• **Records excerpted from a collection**
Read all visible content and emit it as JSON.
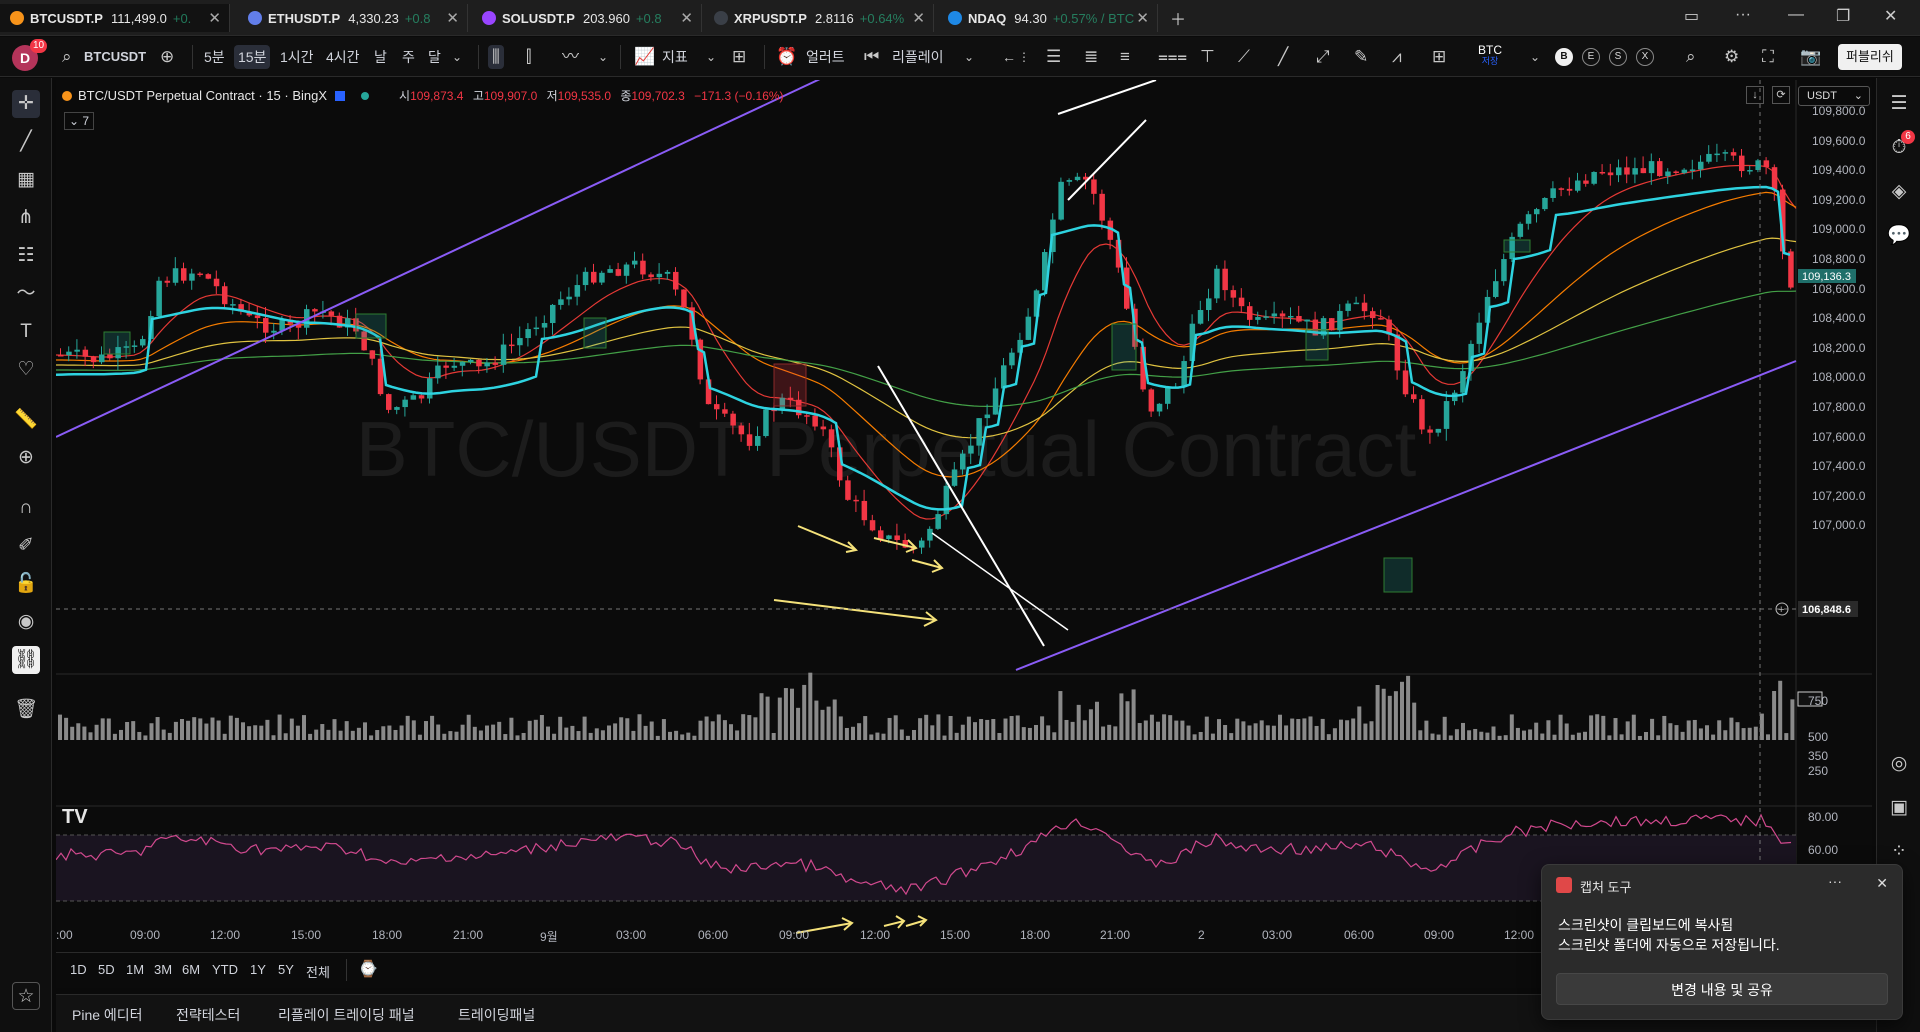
{
  "window_tabs": [
    {
      "symbol": "BTCUSDT.P",
      "price": "111,499.0",
      "change": "+0.",
      "color": "#f7931a"
    },
    {
      "symbol": "ETHUSDT.P",
      "price": "4,330.23",
      "change": "+0.8",
      "color": "#627eea"
    },
    {
      "symbol": "SOLUSDT.P",
      "price": "203.960",
      "change": "+0.8",
      "color": "#9945ff"
    },
    {
      "symbol": "XRPUSDT.P",
      "price": "2.8116",
      "change": "+0.64%",
      "color": "#23292f"
    },
    {
      "symbol": "NDAQ",
      "price": "94.30",
      "change": "+0.57% / BTC",
      "color": "#1e88e5"
    }
  ],
  "toolbar": {
    "avatar_letter": "D",
    "avatar_badge": "10",
    "symbol": "BTCUSDT",
    "intervals": [
      "5분",
      "15분",
      "1시간",
      "4시간",
      "날",
      "주",
      "달"
    ],
    "active_interval": "15분",
    "indicators_label": "지표",
    "alert_label": "얼러트",
    "replay_label": "리플레이",
    "btc_label": "BTC",
    "btc_sub": "저장",
    "publish_label": "퍼블리쉬",
    "chip_labels": [
      "B",
      "E",
      "S",
      "X"
    ]
  },
  "legend": {
    "title": "BTC/USDT Perpetual Contract · 15 · BingX",
    "open_label": "시",
    "open": "109,873.4",
    "high_label": "고",
    "high": "109,907.0",
    "low_label": "저",
    "low": "109,535.0",
    "close_label": "종",
    "close": "109,702.3",
    "change": "−171.3 (−0.16%)",
    "indicator_count": "7"
  },
  "watermark": "BTC/USDT Perpetual Contract",
  "price_axis": {
    "currency": "USDT",
    "labels": [
      "109,800.0",
      "109,600.0",
      "109,400.0",
      "109,200.0",
      "109,000.0",
      "108,800.0",
      "108,600.0",
      "108,400.0",
      "108,200.0",
      "108,000.0",
      "107,800.0",
      "107,600.0",
      "107,400.0",
      "107,200.0",
      "107,000.0"
    ],
    "last_price_tag": "109,136.3",
    "crosshair_price": "106,848.6"
  },
  "volume_axis": {
    "labels": [
      "750",
      "500",
      "350",
      "250"
    ]
  },
  "rsi_axis": {
    "labels": [
      "80.00",
      "60.00"
    ]
  },
  "time_axis": [
    ":00",
    "09:00",
    "12:00",
    "15:00",
    "18:00",
    "21:00",
    "9월",
    "03:00",
    "06:00",
    "09:00",
    "12:00",
    "15:00",
    "18:00",
    "21:00",
    "2",
    "03:00",
    "06:00",
    "09:00",
    "12:00"
  ],
  "range_buttons": [
    "1D",
    "5D",
    "1M",
    "3M",
    "6M",
    "YTD",
    "1Y",
    "5Y",
    "전체"
  ],
  "panel_tabs": [
    "Pine 에디터",
    "전략테스터",
    "리플레이 트레이딩 패널",
    "트레이딩패널"
  ],
  "toast": {
    "title": "캡처 도구",
    "message_line1": "스크린샷이 클립보드에 복사됨",
    "message_line2": "스크린샷 폴더에 자동으로 저장됩니다.",
    "action": "변경 내용 및 공유"
  },
  "sidebar_badge": "6",
  "colors": {
    "up": "#26a69a",
    "down": "#f23645",
    "supertrend_up": "#2ed3e0",
    "supertrend_down": "#d63be8",
    "channel": "#8a5cf6",
    "ma_red": "#e53935",
    "ma_orange": "#f57c00",
    "ma_yellow": "#e0c341",
    "ma_green": "#43a047",
    "rsi": "#d1498e"
  }
}
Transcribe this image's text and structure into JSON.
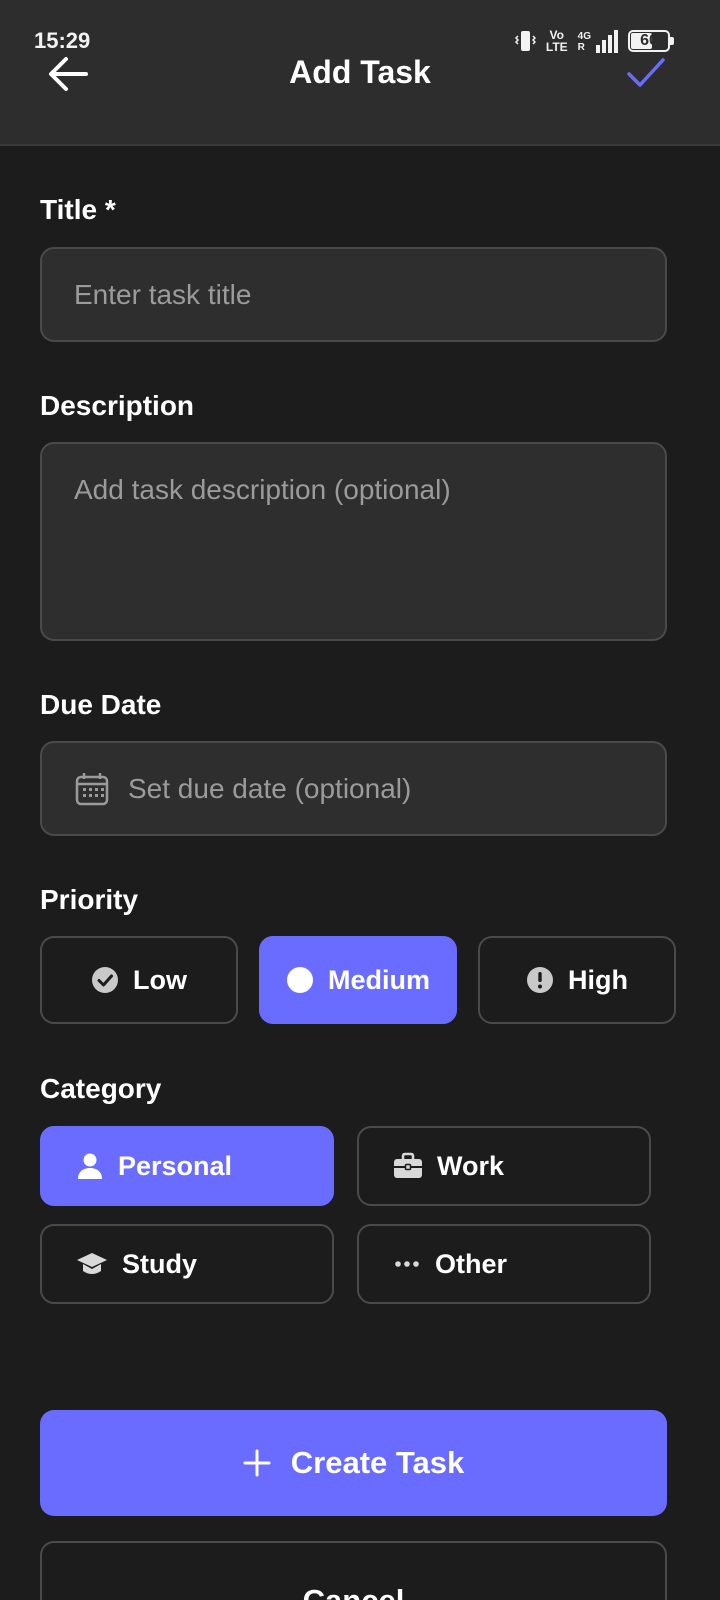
{
  "status_bar": {
    "time": "15:29",
    "volte_top": "Vo",
    "volte_bottom": "LTE",
    "net_top": "4G",
    "net_bottom": "R",
    "battery": "60",
    "battery_level": 0.6
  },
  "header": {
    "title": "Add Task",
    "back_icon": "arrow-left-icon",
    "confirm_icon": "check-icon"
  },
  "form": {
    "title_label": "Title *",
    "title_placeholder": "Enter task title",
    "description_label": "Description",
    "description_placeholder": "Add task description (optional)",
    "due_date_label": "Due Date",
    "due_date_placeholder": "Set due date (optional)",
    "priority_label": "Priority",
    "priority_options": [
      {
        "label": "Low",
        "icon": "check-circle-icon",
        "selected": false
      },
      {
        "label": "Medium",
        "icon": "circle-icon",
        "selected": true
      },
      {
        "label": "High",
        "icon": "exclamation-circle-icon",
        "selected": false
      }
    ],
    "category_label": "Category",
    "category_options": [
      {
        "label": "Personal",
        "icon": "person-icon",
        "selected": true
      },
      {
        "label": "Work",
        "icon": "briefcase-icon",
        "selected": false
      },
      {
        "label": "Study",
        "icon": "graduation-cap-icon",
        "selected": false
      },
      {
        "label": "Other",
        "icon": "more-horizontal-icon",
        "selected": false
      }
    ]
  },
  "actions": {
    "create_label": "Create Task",
    "cancel_label": "Cancel"
  },
  "colors": {
    "accent": "#6a6cff",
    "background": "#1c1c1c",
    "surface": "#2e2e2e",
    "appbar": "#2d2d2d"
  }
}
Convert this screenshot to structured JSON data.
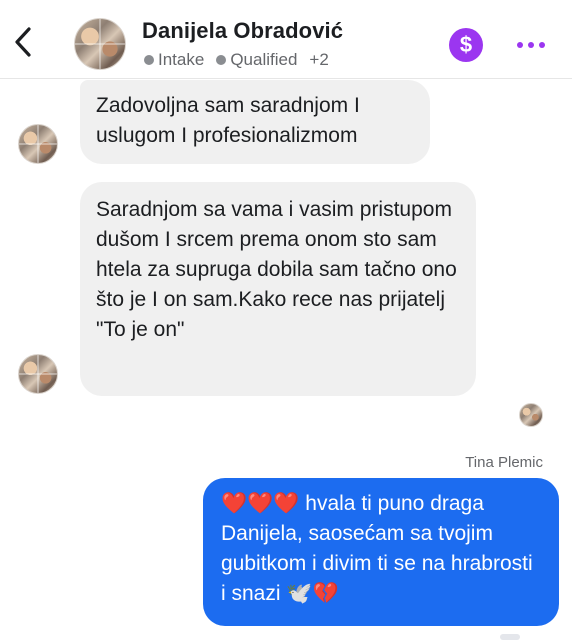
{
  "header": {
    "name": "Danijela Obradović",
    "tags": [
      "Intake",
      "Qualified"
    ],
    "more_tags": "+2",
    "payment_symbol": "$"
  },
  "messages": [
    {
      "direction": "incoming",
      "text": "Zadovoljna sam saradnjom I uslugom I profesionalizmom"
    },
    {
      "direction": "incoming",
      "text": "Saradnjom sa vama i vasim pristupom dušom I srcem prema onom sto sam htela za supruga dobila sam tačno ono što je I on sam.Kako rece nas prijatelj \"To je on\""
    },
    {
      "direction": "outgoing",
      "sender": "Tina Plemic",
      "text": "❤️❤️❤️ hvala ti puno draga Danijela, saosećam sa tvojim gubitkom i divim ti se na hrabrosti i snazi 🕊️💔"
    }
  ],
  "colors": {
    "accent": "#9b36f0",
    "outgoing_bubble": "#1c6cf0",
    "incoming_bubble": "#f0f0f0"
  },
  "icons": [
    "back-arrow-icon",
    "payment-dollar-icon",
    "more-options-icon"
  ]
}
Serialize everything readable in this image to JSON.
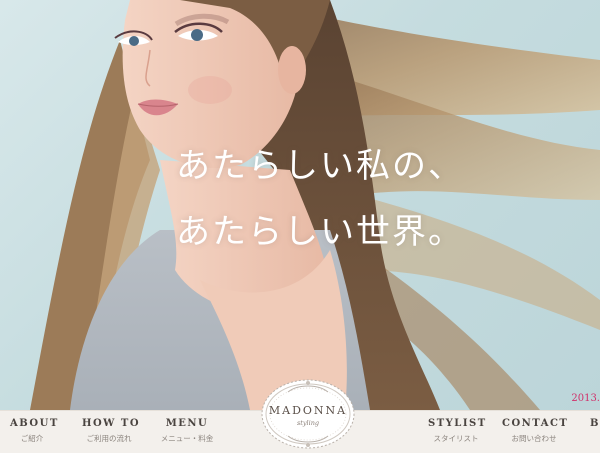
{
  "hero": {
    "catch_line_1": "あたらしい私の、",
    "catch_line_2": "あたらしい世界。",
    "date": "2013."
  },
  "logo": {
    "name": "MADONNA",
    "sub": "styling"
  },
  "nav": {
    "items": [
      {
        "en": "ABOUT",
        "ja": "ご紹介"
      },
      {
        "en": "HOW TO",
        "ja": "ご利用の流れ"
      },
      {
        "en": "MENU",
        "ja": "メニュー・料金"
      },
      {
        "en": "STYLIST",
        "ja": "スタイリスト"
      },
      {
        "en": "CONTACT",
        "ja": "お問い合わせ"
      },
      {
        "en": "B",
        "ja": ""
      }
    ]
  },
  "colors": {
    "background": "#c9dfe1",
    "nav_background": "#f3f0ec",
    "accent_date": "#d0306a"
  }
}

• **Goal**
Only the count is needed: the number of lines in the data that include the word "text".

• **Written answer**
4